Make the maintenance layer your budget argument. This is the part most benefits leaders miss. The maintenance layer isn't an additional cost on top of GLP-1 coverage. It's the component that makes GLP-1 coverage defensible as an investment rather than a recurring expense. A program that helps employees build sustainable dietary patterns and metabolic awareness — at a fraction of the per-member cost of the medication itself — changes the ROI math from "we're paying for a drug indefinitely" to "we're paying for a drug plus a durability strategy."
The Three Scenarios to Model
When you walk into the benefits committee meeting, have three scenarios ready:
Scenario 1: Coverage with current guardrails. Whatever prior authorization or step therapy you have in place today, project forward with the two new oral GLP-1 options on the market. This is your baseline — and it's probably the number that triggered the CFO conversation in the first place.
Scenario 2: Coverage with a maintenance requirement. Model what happens if you pair GLP-1 authorization with enrollment in a metabolic health or behavioral support program. What's the added program cost? What's the projected impact on discontinuation and re-enrollment cycles? Even conservative assumptions about improved durability meaningfully change the total cost of care projection.

WHAT TO PRODUCE | In the passage on GLP-1 coverage, change "benefits committee meeting" to "budget review", then write out the text again from "The Three Scenarios" to "of care projection.".

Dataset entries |
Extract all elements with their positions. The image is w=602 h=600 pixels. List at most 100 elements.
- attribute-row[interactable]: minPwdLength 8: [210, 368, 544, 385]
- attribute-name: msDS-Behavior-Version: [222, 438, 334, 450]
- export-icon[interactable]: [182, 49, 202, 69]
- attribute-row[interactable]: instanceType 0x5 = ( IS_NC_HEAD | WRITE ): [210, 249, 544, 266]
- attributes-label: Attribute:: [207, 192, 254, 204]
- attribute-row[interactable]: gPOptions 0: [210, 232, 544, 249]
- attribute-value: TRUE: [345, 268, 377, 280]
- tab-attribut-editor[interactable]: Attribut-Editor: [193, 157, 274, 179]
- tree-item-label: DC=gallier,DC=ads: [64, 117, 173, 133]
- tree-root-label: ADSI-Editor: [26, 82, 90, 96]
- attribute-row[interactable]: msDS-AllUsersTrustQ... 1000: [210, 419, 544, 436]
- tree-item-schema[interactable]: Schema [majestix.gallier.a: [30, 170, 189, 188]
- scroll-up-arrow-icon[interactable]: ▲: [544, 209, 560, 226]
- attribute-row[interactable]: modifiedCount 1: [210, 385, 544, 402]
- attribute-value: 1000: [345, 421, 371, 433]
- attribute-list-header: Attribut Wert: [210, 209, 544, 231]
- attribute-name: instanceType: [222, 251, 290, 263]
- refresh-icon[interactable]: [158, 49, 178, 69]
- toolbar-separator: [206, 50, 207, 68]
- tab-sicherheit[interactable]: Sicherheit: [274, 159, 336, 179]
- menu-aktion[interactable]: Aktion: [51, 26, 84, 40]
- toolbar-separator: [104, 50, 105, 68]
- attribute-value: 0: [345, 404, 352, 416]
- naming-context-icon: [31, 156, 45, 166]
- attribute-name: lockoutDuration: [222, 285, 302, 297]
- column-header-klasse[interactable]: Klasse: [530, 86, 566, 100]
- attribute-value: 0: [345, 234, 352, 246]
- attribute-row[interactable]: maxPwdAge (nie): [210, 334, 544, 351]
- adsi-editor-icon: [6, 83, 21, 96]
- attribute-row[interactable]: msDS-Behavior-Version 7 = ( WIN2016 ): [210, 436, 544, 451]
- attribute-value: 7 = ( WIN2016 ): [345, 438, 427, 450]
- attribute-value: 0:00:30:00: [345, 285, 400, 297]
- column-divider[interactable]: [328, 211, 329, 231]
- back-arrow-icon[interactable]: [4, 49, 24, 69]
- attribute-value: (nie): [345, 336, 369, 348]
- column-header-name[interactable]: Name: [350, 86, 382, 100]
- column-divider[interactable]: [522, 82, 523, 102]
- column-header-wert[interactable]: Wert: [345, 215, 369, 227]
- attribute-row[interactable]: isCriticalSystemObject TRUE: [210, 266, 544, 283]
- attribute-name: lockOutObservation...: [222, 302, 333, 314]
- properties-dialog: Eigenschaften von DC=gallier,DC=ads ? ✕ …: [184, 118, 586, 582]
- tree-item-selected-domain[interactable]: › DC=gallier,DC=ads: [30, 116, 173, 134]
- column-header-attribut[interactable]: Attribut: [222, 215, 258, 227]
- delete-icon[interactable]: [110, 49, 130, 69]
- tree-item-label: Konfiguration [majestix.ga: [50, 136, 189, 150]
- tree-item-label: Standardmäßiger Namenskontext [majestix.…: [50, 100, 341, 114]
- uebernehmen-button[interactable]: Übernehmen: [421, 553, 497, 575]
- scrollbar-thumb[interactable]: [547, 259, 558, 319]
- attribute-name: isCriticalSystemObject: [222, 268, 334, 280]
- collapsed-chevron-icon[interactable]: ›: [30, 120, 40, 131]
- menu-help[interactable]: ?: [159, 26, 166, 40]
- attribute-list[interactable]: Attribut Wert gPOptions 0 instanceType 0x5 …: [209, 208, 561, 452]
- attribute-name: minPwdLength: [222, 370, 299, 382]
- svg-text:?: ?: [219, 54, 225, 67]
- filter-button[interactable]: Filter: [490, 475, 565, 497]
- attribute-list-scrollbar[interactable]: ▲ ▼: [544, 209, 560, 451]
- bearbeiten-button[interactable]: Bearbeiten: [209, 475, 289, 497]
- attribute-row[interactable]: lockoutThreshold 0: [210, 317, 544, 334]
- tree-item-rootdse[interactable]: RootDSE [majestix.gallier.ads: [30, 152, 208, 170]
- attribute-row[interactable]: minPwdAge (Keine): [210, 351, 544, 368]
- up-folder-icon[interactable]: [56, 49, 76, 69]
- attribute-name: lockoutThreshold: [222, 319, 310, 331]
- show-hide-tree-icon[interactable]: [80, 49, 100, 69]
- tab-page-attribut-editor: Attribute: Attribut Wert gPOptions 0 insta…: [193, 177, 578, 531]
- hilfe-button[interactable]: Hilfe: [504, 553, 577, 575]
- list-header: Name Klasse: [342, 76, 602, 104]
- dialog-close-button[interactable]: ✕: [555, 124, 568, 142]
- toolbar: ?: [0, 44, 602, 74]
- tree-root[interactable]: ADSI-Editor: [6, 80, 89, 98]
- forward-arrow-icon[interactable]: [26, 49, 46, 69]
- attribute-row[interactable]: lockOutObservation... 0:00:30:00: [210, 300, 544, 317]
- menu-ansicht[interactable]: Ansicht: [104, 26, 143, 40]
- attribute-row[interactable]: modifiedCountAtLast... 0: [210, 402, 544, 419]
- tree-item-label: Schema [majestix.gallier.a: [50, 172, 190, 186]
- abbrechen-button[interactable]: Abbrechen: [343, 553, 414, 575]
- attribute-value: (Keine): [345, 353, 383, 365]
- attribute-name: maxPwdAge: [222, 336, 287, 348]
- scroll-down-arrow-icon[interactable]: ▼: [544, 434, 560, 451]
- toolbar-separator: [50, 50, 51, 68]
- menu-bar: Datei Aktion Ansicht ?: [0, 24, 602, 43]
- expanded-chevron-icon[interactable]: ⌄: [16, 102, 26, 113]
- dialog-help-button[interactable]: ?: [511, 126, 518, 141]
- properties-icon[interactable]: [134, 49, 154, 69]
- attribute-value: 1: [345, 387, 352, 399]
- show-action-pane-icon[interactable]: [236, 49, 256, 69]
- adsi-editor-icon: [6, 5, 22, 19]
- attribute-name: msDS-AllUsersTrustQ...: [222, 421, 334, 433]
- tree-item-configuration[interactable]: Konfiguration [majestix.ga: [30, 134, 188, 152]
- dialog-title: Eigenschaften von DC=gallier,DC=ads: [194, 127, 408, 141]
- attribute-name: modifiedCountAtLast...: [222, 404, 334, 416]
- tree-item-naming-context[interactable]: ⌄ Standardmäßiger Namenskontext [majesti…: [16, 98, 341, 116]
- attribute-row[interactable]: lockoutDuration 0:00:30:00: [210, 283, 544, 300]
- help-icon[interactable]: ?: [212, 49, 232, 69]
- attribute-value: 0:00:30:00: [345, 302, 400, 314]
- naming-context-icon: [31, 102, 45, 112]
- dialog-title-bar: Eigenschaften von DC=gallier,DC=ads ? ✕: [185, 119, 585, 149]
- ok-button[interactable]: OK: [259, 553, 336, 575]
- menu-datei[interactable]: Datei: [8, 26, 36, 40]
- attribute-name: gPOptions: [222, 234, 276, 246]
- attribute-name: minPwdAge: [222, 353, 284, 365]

YOUR SOLUTION |
The Three Scenarios to Model
When you walk into the budget review, have three scenarios ready:
Scenario 1: Coverage with current guardrails. Whatever prior authorization or step therapy you have in place today, project forward with the two new oral GLP-1 options on the market. This is your baseline — and it's probably the number that triggered the CFO conversation in the first place.
Scenario 2: Coverage with a maintenance requirement. Model what happens if you pair GLP-1 authorization with enrollment in a metabolic health or behavioral support program. What's the added program cost? What's the projected impact on discontinuation and re-enrollment cycles? Even conservative assumptions about improved durability meaningfully change the total cost of care projection.